** Start **

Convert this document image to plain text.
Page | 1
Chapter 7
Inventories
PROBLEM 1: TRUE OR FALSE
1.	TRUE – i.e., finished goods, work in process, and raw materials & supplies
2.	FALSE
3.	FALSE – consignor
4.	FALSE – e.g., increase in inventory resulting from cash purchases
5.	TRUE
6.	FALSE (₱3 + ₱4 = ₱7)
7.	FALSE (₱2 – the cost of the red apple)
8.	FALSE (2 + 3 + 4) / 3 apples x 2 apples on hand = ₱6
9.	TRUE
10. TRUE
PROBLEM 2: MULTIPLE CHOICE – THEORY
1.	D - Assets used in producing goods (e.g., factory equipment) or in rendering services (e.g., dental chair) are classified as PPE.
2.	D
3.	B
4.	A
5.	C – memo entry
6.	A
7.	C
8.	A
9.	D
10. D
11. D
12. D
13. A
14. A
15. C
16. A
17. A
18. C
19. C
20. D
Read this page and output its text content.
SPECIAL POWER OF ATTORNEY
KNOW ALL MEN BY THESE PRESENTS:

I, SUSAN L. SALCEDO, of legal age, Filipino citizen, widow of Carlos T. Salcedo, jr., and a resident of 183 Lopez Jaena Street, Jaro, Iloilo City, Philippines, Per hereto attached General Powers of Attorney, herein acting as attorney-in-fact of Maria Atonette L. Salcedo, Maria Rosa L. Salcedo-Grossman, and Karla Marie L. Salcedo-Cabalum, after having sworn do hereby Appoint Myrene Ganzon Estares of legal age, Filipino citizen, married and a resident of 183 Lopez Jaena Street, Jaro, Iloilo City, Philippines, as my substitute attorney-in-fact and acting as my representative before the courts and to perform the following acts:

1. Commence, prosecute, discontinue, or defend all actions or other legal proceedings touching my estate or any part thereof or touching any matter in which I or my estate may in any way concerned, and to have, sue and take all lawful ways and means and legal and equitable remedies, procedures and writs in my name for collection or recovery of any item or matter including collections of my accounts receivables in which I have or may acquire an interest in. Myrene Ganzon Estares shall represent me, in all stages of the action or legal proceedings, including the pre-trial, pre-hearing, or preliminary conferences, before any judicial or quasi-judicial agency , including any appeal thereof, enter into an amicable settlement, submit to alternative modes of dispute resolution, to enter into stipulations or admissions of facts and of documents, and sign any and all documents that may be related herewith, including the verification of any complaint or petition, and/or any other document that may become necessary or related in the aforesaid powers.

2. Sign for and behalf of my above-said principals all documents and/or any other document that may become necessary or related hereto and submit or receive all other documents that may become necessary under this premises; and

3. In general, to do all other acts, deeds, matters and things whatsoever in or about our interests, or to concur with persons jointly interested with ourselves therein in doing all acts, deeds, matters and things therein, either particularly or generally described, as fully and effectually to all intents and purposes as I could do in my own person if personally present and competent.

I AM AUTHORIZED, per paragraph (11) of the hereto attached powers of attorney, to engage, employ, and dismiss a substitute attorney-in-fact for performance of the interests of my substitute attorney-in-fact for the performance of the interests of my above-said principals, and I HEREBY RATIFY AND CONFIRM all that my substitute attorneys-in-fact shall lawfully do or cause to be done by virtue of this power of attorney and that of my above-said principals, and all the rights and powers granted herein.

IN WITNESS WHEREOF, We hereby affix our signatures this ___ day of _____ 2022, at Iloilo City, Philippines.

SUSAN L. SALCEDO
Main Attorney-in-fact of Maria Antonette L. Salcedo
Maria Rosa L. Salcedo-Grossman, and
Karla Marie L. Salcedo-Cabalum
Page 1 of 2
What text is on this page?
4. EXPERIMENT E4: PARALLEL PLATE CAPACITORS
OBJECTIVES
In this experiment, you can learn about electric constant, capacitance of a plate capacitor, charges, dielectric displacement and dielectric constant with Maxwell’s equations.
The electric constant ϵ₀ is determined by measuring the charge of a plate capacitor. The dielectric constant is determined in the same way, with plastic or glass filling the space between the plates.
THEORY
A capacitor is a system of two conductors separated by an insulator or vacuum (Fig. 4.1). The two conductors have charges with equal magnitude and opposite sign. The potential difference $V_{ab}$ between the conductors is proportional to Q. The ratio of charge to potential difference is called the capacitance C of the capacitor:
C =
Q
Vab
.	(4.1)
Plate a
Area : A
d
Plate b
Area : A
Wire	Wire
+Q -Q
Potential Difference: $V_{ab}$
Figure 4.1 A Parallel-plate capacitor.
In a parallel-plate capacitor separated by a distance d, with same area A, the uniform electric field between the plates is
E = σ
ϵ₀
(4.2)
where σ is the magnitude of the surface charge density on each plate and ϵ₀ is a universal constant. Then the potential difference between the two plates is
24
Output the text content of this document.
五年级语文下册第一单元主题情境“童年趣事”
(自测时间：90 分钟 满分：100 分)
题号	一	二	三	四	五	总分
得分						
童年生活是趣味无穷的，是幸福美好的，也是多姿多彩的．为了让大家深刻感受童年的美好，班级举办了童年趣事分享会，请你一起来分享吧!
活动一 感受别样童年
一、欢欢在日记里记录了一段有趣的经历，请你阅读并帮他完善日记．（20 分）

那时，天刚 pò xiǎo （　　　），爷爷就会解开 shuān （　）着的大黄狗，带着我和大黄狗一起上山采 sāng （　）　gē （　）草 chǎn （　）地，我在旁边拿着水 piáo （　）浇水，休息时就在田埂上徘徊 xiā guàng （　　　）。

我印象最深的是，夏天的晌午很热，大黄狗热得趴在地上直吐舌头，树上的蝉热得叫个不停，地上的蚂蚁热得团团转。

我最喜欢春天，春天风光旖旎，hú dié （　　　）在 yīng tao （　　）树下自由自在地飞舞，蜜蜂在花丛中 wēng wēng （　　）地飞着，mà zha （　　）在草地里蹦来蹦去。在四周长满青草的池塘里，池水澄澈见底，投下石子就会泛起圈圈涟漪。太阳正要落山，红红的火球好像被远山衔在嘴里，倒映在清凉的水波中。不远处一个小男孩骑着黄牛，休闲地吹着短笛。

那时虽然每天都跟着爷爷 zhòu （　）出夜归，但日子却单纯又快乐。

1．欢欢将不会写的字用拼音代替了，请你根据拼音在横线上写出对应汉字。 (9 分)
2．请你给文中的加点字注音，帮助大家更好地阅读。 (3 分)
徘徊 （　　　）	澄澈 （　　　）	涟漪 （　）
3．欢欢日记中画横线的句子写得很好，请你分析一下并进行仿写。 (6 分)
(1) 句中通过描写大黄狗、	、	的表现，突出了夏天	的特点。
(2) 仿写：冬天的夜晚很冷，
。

** End **

_Set exercise:_
Repeat, without change, each line of the data above from the one that contains "Output the text content of this document." through the final line, counting both.

_The result:_
Output the text content of this document.
五年级语文下册第一单元主题情境“童年趣事”
(自测时间：90 分钟 满分：100 分)
题号	一	二	三	四	五	总分
得分						
童年生活是趣味无穷的，是幸福美好的，也是多姿多彩的．为了让大家深刻感受童年的美好，班级举办了童年趣事分享会，请你一起来分享吧!
活动一 感受别样童年
一、欢欢在日记里记录了一段有趣的经历，请你阅读并帮他完善日记．（20 分）

那时，天刚 pò xiǎo （　　　），爷爷就会解开 shuān （　）着的大黄狗，带着我和大黄狗一起上山采 sāng （　）　gē （　）草 chǎn （　）地，我在旁边拿着水 piáo （　）浇水，休息时就在田埂上徘徊 xiā guàng （　　　）。

我印象最深的是，夏天的晌午很热，大黄狗热得趴在地上直吐舌头，树上的蝉热得叫个不停，地上的蚂蚁热得团团转。

我最喜欢春天，春天风光旖旎，hú dié （　　　）在 yīng tao （　　）树下自由自在地飞舞，蜜蜂在花丛中 wēng wēng （　　）地飞着，mà zha （　　）在草地里蹦来蹦去。在四周长满青草的池塘里，池水澄澈见底，投下石子就会泛起圈圈涟漪。太阳正要落山，红红的火球好像被远山衔在嘴里，倒映在清凉的水波中。不远处一个小男孩骑着黄牛，休闲地吹着短笛。

那时虽然每天都跟着爷爷 zhòu （　）出夜归，但日子却单纯又快乐。

1．欢欢将不会写的字用拼音代替了，请你根据拼音在横线上写出对应汉字。 (9 分)
2．请你给文中的加点字注音，帮助大家更好地阅读。 (3 分)
徘徊 （　　　）	澄澈 （　　　）	涟漪 （　）
3．欢欢日记中画横线的句子写得很好，请你分析一下并进行仿写。 (6 分)
(1) 句中通过描写大黄狗、	、	的表现，突出了夏天	的特点。
(2) 仿写：冬天的夜晚很冷，
。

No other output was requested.